Data excerpts
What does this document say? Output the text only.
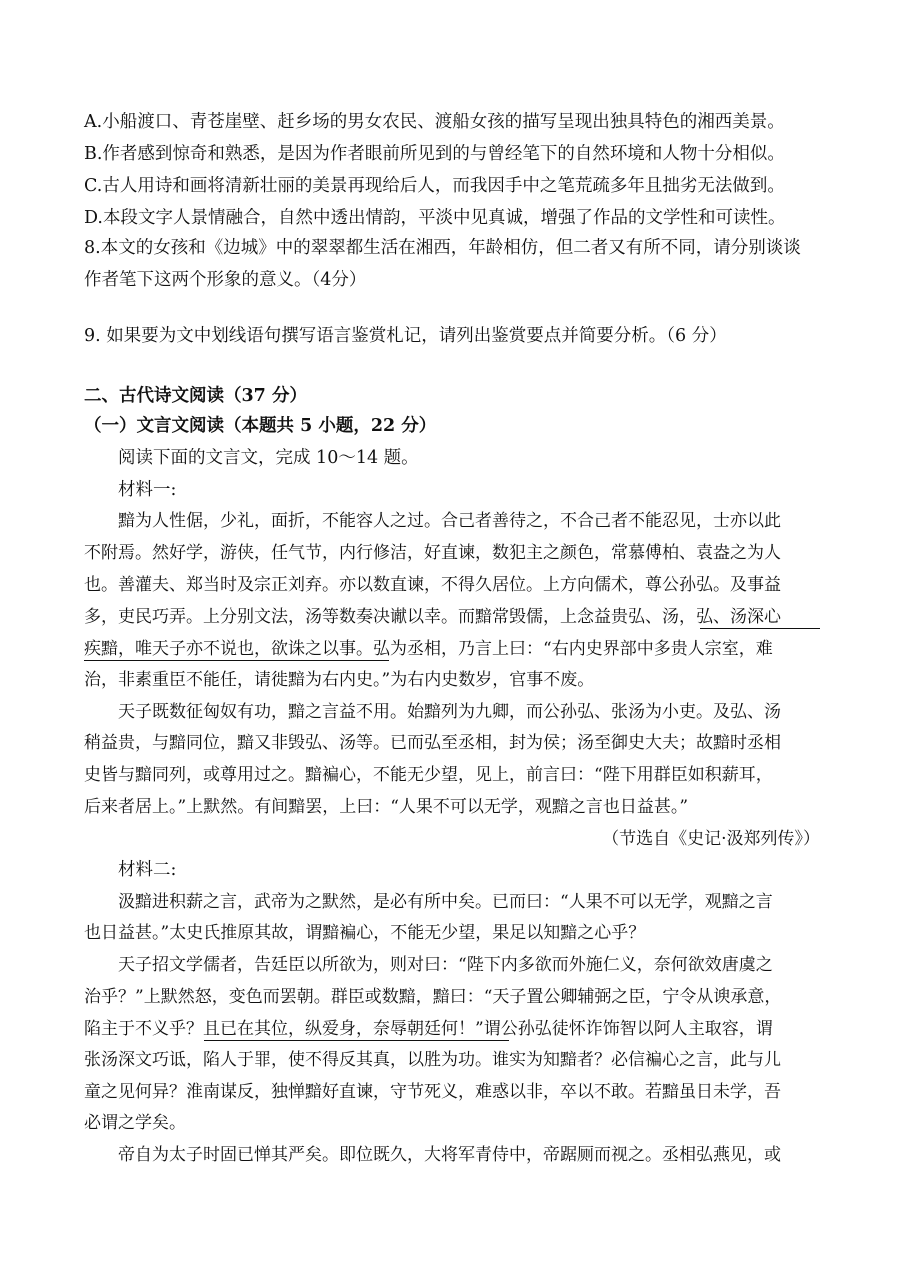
A.小船渡口、青苍崖壁、赶乡场的男女农民、渡船女孩的描写呈现出独具特色的湘西美景。
B.作者感到惊奇和熟悉，是因为作者眼前所见到的与曾经笔下的自然环境和人物十分相似。
C.古人用诗和画将清新壮丽的美景再现给后人，而我因手中之笔荒疏多年且拙劣无法做到。
D.本段文字人景情融合，自然中透出情韵，平淡中见真诚，增强了作品的文学性和可读性。
8.本文的女孩和《边城》中的翠翠都生活在湘西，年龄相仿，但二者又有所不同，请分别谈谈
作者笔下这两个形象的意义。（4分）
9. 如果要为文中划线语句撰写语言鉴赏札记，请列出鉴赏要点并简要分析。（6 分）
二、古代诗文阅读（37 分）
（一）文言文阅读（本题共 5 小题，22 分）
阅读下面的文言文，完成 10～14 题。
材料一:
黯为人性倨，少礼，面折，不能容人之过。合己者善待之，不合己者不能忍见，士亦以此
不附焉。然好学，游侠，任气节，内行修洁，好直谏，数犯主之颜色，常慕傅柏、袁盎之为人
也。善灌夫、郑当时及宗正刘弃。亦以数直谏，不得久居位。上方向儒术，尊公孙弘。及事益
多，吏民巧弄。上分别文法，汤等数奏决谳以幸。而黯常毁儒，上念益贵弘、汤，弘、汤深心
疾黯，唯天子亦不说也，欲诛之以事。弘为丞相，乃言上曰：“右内史界部中多贵人宗室，难
治，非素重臣不能任，请徙黯为右内史。”为右内史数岁，官事不废。
天子既数征匈奴有功，黯之言益不用。始黯列为九卿，而公孙弘、张汤为小吏。及弘、汤
稍益贵，与黯同位，黯又非毁弘、汤等。已而弘至丞相，封为侯；汤至御史大夫；故黯时丞相
史皆与黯同列，或尊用过之。黯褊心，不能无少望，见上，前言曰：“陛下用群臣如积薪耳，
后来者居上。”上默然。有间黯罢，上曰：“人果不可以无学，观黯之言也日益甚。”
（节选自《史记·汲郑列传》）
材料二:
汲黯进积薪之言，武帝为之默然，是必有所中矣。已而曰：“人果不可以无学，观黯之言
也日益甚。”太史氏推原其故，谓黯褊心，不能无少望，果足以知黯之心乎？
天子招文学儒者，告廷臣以所欲为，则对曰：“陛下内多欲而外施仁义，奈何欲效唐虞之
治乎？”上默然怒，变色而罢朝。群臣或数黯，黯曰：“天子置公卿辅弼之臣，宁令从谀承意，
陷主于不义乎？且已在其位，纵爱身，奈辱朝廷何！”谓公孙弘徒怀诈饰智以阿人主取容，谓
张汤深文巧诋，陷人于罪，使不得反其真，以胜为功。谁实为知黯者？必信褊心之言，此与儿
童之见何异？淮南谋反，独惮黯好直谏，守节死义，难惑以非，卒以不敢。若黯虽日未学，吾
必谓之学矣。
帝自为太子时固已惮其严矣。即位既久，大将军青侍中，帝踞厕而视之。丞相弘燕见，或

**WRITTEN TASK:**
In the listing above, find each line with the word "人果不可以无学" and copy it.

**WRITTEN RESPONSE:**
后来者居上。”上默然。有间黯罢，上曰：“人果不可以无学，观黯之言也日益甚。”
汲黯进积薪之言，武帝为之默然，是必有所中矣。已而曰：“人果不可以无学，观黯之言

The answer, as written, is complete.